[Collected data]
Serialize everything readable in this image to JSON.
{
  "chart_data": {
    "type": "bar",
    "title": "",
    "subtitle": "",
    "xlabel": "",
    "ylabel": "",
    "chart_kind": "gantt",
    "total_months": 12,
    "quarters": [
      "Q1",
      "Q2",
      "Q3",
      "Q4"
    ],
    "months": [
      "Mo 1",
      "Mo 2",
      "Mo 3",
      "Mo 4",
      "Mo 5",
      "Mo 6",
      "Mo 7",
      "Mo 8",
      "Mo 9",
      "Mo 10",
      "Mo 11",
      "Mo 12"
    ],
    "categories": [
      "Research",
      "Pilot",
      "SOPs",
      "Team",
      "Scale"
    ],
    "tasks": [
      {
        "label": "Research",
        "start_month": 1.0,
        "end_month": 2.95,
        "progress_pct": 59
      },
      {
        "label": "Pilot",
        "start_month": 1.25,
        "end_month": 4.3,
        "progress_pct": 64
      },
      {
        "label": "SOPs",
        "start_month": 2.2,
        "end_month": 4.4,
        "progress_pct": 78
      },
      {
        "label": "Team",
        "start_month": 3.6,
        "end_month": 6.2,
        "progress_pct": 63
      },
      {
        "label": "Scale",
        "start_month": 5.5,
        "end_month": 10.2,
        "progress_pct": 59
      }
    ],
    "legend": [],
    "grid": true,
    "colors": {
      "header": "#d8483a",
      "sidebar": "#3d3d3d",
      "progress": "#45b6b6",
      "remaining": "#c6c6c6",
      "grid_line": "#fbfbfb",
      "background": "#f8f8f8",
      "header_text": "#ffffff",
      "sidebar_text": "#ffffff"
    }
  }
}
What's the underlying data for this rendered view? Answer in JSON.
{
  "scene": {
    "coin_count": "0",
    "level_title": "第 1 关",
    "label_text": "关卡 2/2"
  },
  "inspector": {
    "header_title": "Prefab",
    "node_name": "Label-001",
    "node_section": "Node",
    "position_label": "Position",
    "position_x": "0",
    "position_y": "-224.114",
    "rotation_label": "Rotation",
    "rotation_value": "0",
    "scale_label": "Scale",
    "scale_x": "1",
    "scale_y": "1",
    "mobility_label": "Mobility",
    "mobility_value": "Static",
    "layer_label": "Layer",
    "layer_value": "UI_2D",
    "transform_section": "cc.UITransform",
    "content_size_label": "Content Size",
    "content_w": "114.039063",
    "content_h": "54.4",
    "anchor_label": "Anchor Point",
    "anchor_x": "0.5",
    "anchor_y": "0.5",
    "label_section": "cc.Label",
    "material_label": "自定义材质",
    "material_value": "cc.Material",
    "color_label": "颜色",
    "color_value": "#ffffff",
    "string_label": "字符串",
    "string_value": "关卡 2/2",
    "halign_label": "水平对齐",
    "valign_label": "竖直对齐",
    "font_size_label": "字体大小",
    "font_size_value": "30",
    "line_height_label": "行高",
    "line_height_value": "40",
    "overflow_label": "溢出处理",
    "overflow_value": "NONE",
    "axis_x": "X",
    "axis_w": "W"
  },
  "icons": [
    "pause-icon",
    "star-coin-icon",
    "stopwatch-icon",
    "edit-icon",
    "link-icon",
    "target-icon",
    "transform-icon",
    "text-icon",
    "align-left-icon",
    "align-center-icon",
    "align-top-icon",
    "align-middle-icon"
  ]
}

Written instruction | Restate each record exactly as written.

Result for this task |
Serialize everything readable in this image to JSON.
{
  "chart_data": {
    "type": "bar",
    "title": "",
    "subtitle": "",
    "xlabel": "",
    "ylabel": "",
    "chart_kind": "gantt",
    "total_months": 12,
    "quarters": [
      "Q1",
      "Q2",
      "Q3",
      "Q4"
    ],
    "months": [
      "Mo 1",
      "Mo 2",
      "Mo 3",
      "Mo 4",
      "Mo 5",
      "Mo 6",
      "Mo 7",
      "Mo 8",
      "Mo 9",
      "Mo 10",
      "Mo 11",
      "Mo 12"
    ],
    "categories": [
      "Research",
      "Pilot",
      "SOPs",
      "Team",
      "Scale"
    ],
    "tasks": [
      {
        "label": "Research",
        "start_month": 1.0,
        "end_month": 2.95,
        "progress_pct": 59
      },
      {
        "label": "Pilot",
        "start_month": 1.25,
        "end_month": 4.3,
        "progress_pct": 64
      },
      {
        "label": "SOPs",
        "start_month": 2.2,
        "end_month": 4.4,
        "progress_pct": 78
      },
      {
        "label": "Team",
        "start_month": 3.6,
        "end_month": 6.2,
        "progress_pct": 63
      },
      {
        "label": "Scale",
        "start_month": 5.5,
        "end_month": 10.2,
        "progress_pct": 59
      }
    ],
    "legend": [],
    "grid": true,
    "colors": {
      "header": "#d8483a",
      "sidebar": "#3d3d3d",
      "progress": "#45b6b6",
      "remaining": "#c6c6c6",
      "grid_line": "#fbfbfb",
      "background": "#f8f8f8",
      "header_text": "#ffffff",
      "sidebar_text": "#ffffff"
    }
  }
}
What's the underlying data for this rendered view? Answer in JSON.
{
  "scene": {
    "coin_count": "0",
    "level_title": "第 1 关",
    "label_text": "关卡 2/2"
  },
  "inspector": {
    "header_title": "Prefab",
    "node_name": "Label-001",
    "node_section": "Node",
    "position_label": "Position",
    "position_x": "0",
    "position_y": "-224.114",
    "rotation_label": "Rotation",
    "rotation_value": "0",
    "scale_label": "Scale",
    "scale_x": "1",
    "scale_y": "1",
    "mobility_label": "Mobility",
    "mobility_value": "Static",
    "layer_label": "Layer",
    "layer_value": "UI_2D",
    "transform_section": "cc.UITransform",
    "content_size_label": "Content Size",
    "content_w": "114.039063",
    "content_h": "54.4",
    "anchor_label": "Anchor Point",
    "anchor_x": "0.5",
    "anchor_y": "0.5",
    "label_section": "cc.Label",
    "material_label": "自定义材质",
    "material_value": "cc.Material",
    "color_label": "颜色",
    "color_value": "#ffffff",
    "string_label": "字符串",
    "string_value": "关卡 2/2",
    "halign_label": "水平对齐",
    "valign_label": "竖直对齐",
    "font_size_label": "字体大小",
    "font_size_value": "30",
    "line_height_label": "行高",
    "line_height_value": "40",
    "overflow_label": "溢出处理",
    "overflow_value": "NONE",
    "axis_x": "X",
    "axis_w": "W"
  },
  "icons": [
    "pause-icon",
    "star-coin-icon",
    "stopwatch-icon",
    "edit-icon",
    "link-icon",
    "target-icon",
    "transform-icon",
    "text-icon",
    "align-left-icon",
    "align-center-icon",
    "align-top-icon",
    "align-middle-icon"
  ]
}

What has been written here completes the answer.